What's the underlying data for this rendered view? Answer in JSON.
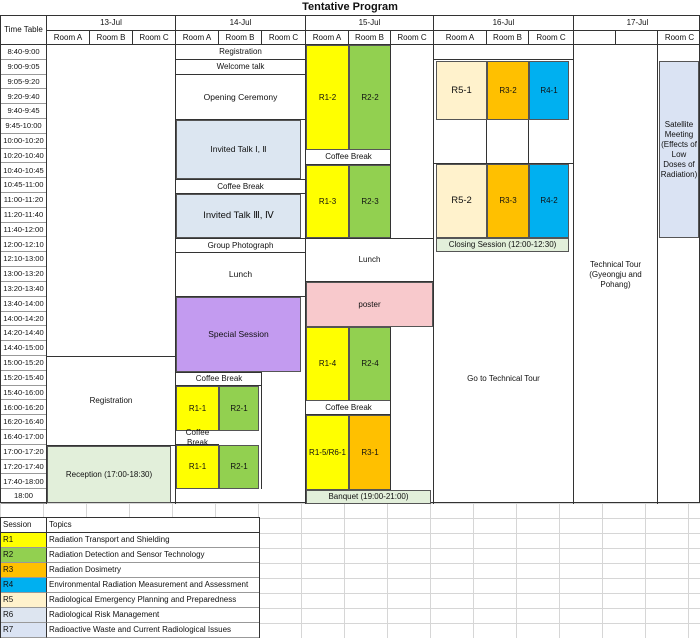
{
  "title": "Tentative Program",
  "header": {
    "time_table": "Time Table",
    "days": [
      "13-Jul",
      "14-Jul",
      "15-Jul",
      "16-Jul",
      "17-Jul"
    ],
    "room_a": "Room A",
    "room_b": "Room B",
    "room_c": "Room C"
  },
  "times": [
    "8:40-9:00",
    "9:00-9:05",
    "9:05-9:20",
    "9:20-9:40",
    "9:40-9:45",
    "9:45-10:00",
    "10:00-10:20",
    "10:20-10:40",
    "10:40-10:45",
    "10:45-11:00",
    "11:00-11:20",
    "11:20-11:40",
    "11:40-12:00",
    "12:00-12:10",
    "12:10-13:00",
    "13:00-13:20",
    "13:20-13:40",
    "13:40-14:00",
    "14:00-14:20",
    "14:20-14:40",
    "14:40-15:00",
    "15:00-15:20",
    "15:20-15:40",
    "15:40-16:00",
    "16:00-16:20",
    "16:20-16:40",
    "16:40-17:00",
    "17:00-17:20",
    "17:20-17:40",
    "17:40-18:00",
    "18:00"
  ],
  "jul13": {
    "registration": "Registration",
    "reception": "Reception (17:00-18:30)"
  },
  "jul14": {
    "registration": "Registration",
    "welcome": "Welcome talk",
    "opening": "Opening Ceremony",
    "invited1": "Invited Talk Ⅰ, Ⅱ",
    "coffee": "Coffee Break",
    "invited2": "Invited Talk Ⅲ, Ⅳ",
    "photo": "Group Photograph",
    "lunch": "Lunch",
    "special": "Special Session",
    "coffee2": "Coffee Break",
    "r1_1a": "R1-1",
    "r2_1a": "R2-1",
    "coffee3": "Coffee Break",
    "r1_1b": "R1-1",
    "r2_1b": "R2-1"
  },
  "jul15": {
    "r1_2": "R1-2",
    "r2_2": "R2-2",
    "coffee": "Coffee Break",
    "r1_3": "R1-3",
    "r2_3": "R2-3",
    "lunch": "Lunch",
    "poster": "poster",
    "r1_4": "R1-4",
    "r2_4": "R2-4",
    "coffee2": "Coffee Break",
    "r1_5": "R1-5/R6-1",
    "r3_1": "R3-1",
    "banquet": "Banquet (19:00-21:00)"
  },
  "jul16": {
    "r5_1": "R5-1",
    "r3_2": "R3-2",
    "r4_1": "R4-1",
    "r5_2": "R5-2",
    "r3_3": "R3-3",
    "r4_2": "R4-2",
    "closing": "Closing Session (12:00-12:30)",
    "tour": "Go to Technical Tour"
  },
  "jul17": {
    "tour": "Technical Tour\n(Gyeongju and Pohang)",
    "satellite": "Satellite Meeting (Effects of Low Doses of Radiation)"
  },
  "legend": {
    "session_header": "Session",
    "topics_header": "Topics",
    "rows": [
      {
        "code": "R1",
        "topic": "Radiation Transport and Shielding",
        "color": "#ffff00"
      },
      {
        "code": "R2",
        "topic": "Radiation Detection and Sensor Technology",
        "color": "#92d050"
      },
      {
        "code": "R3",
        "topic": "Radiation Dosimetry",
        "color": "#ffc000"
      },
      {
        "code": "R4",
        "topic": "Environmental Radiation Measurement and Assessment",
        "color": "#00b0f0"
      },
      {
        "code": "R5",
        "topic": "Radiological Emergency Planning and Preparedness",
        "color": "#fff2cc"
      },
      {
        "code": "R6",
        "topic": "Radiological Risk Management",
        "color": "#dde5f0"
      },
      {
        "code": "R7",
        "topic": "Radioactive Waste and Current Radiological Issues",
        "color": "#dae3f3"
      }
    ]
  },
  "colors": {
    "r1": "#ffff00",
    "r2": "#92d050",
    "r3": "#ffc000",
    "r4": "#00b0f0",
    "r5": "#fff2cc",
    "invited": "#dce6f1",
    "special": "#c39bf0",
    "poster": "#f8c9cc",
    "green_light": "#e2efda",
    "satellite": "#dae3f3"
  }
}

######

What to produce> Repeat each entry above word for word, leaving every picture out.

Solution>
What's the underlying data for this rendered view? Answer in JSON.
{
  "title": "Tentative Program",
  "header": {
    "time_table": "Time Table",
    "days": [
      "13-Jul",
      "14-Jul",
      "15-Jul",
      "16-Jul",
      "17-Jul"
    ],
    "room_a": "Room A",
    "room_b": "Room B",
    "room_c": "Room C"
  },
  "times": [
    "8:40-9:00",
    "9:00-9:05",
    "9:05-9:20",
    "9:20-9:40",
    "9:40-9:45",
    "9:45-10:00",
    "10:00-10:20",
    "10:20-10:40",
    "10:40-10:45",
    "10:45-11:00",
    "11:00-11:20",
    "11:20-11:40",
    "11:40-12:00",
    "12:00-12:10",
    "12:10-13:00",
    "13:00-13:20",
    "13:20-13:40",
    "13:40-14:00",
    "14:00-14:20",
    "14:20-14:40",
    "14:40-15:00",
    "15:00-15:20",
    "15:20-15:40",
    "15:40-16:00",
    "16:00-16:20",
    "16:20-16:40",
    "16:40-17:00",
    "17:00-17:20",
    "17:20-17:40",
    "17:40-18:00",
    "18:00"
  ],
  "jul13": {
    "registration": "Registration",
    "reception": "Reception (17:00-18:30)"
  },
  "jul14": {
    "registration": "Registration",
    "welcome": "Welcome talk",
    "opening": "Opening Ceremony",
    "invited1": "Invited Talk Ⅰ, Ⅱ",
    "coffee": "Coffee Break",
    "invited2": "Invited Talk Ⅲ, Ⅳ",
    "photo": "Group Photograph",
    "lunch": "Lunch",
    "special": "Special Session",
    "coffee2": "Coffee Break",
    "r1_1a": "R1-1",
    "r2_1a": "R2-1",
    "coffee3": "Coffee Break",
    "r1_1b": "R1-1",
    "r2_1b": "R2-1"
  },
  "jul15": {
    "r1_2": "R1-2",
    "r2_2": "R2-2",
    "coffee": "Coffee Break",
    "r1_3": "R1-3",
    "r2_3": "R2-3",
    "lunch": "Lunch",
    "poster": "poster",
    "r1_4": "R1-4",
    "r2_4": "R2-4",
    "coffee2": "Coffee Break",
    "r1_5": "R1-5/R6-1",
    "r3_1": "R3-1",
    "banquet": "Banquet (19:00-21:00)"
  },
  "jul16": {
    "r5_1": "R5-1",
    "r3_2": "R3-2",
    "r4_1": "R4-1",
    "r5_2": "R5-2",
    "r3_3": "R3-3",
    "r4_2": "R4-2",
    "closing": "Closing Session (12:00-12:30)",
    "tour": "Go to Technical Tour"
  },
  "jul17": {
    "tour": "Technical Tour\n(Gyeongju and Pohang)",
    "satellite": "Satellite Meeting (Effects of Low Doses of Radiation)"
  },
  "legend": {
    "session_header": "Session",
    "topics_header": "Topics",
    "rows": [
      {
        "code": "R1",
        "topic": "Radiation Transport and Shielding",
        "color": "#ffff00"
      },
      {
        "code": "R2",
        "topic": "Radiation Detection and Sensor Technology",
        "color": "#92d050"
      },
      {
        "code": "R3",
        "topic": "Radiation Dosimetry",
        "color": "#ffc000"
      },
      {
        "code": "R4",
        "topic": "Environmental Radiation Measurement and Assessment",
        "color": "#00b0f0"
      },
      {
        "code": "R5",
        "topic": "Radiological Emergency Planning and Preparedness",
        "color": "#fff2cc"
      },
      {
        "code": "R6",
        "topic": "Radiological Risk Management",
        "color": "#dde5f0"
      },
      {
        "code": "R7",
        "topic": "Radioactive Waste and Current Radiological Issues",
        "color": "#dae3f3"
      }
    ]
  },
  "colors": {
    "r1": "#ffff00",
    "r2": "#92d050",
    "r3": "#ffc000",
    "r4": "#00b0f0",
    "r5": "#fff2cc",
    "invited": "#dce6f1",
    "special": "#c39bf0",
    "poster": "#f8c9cc",
    "green_light": "#e2efda",
    "satellite": "#dae3f3"
  }
}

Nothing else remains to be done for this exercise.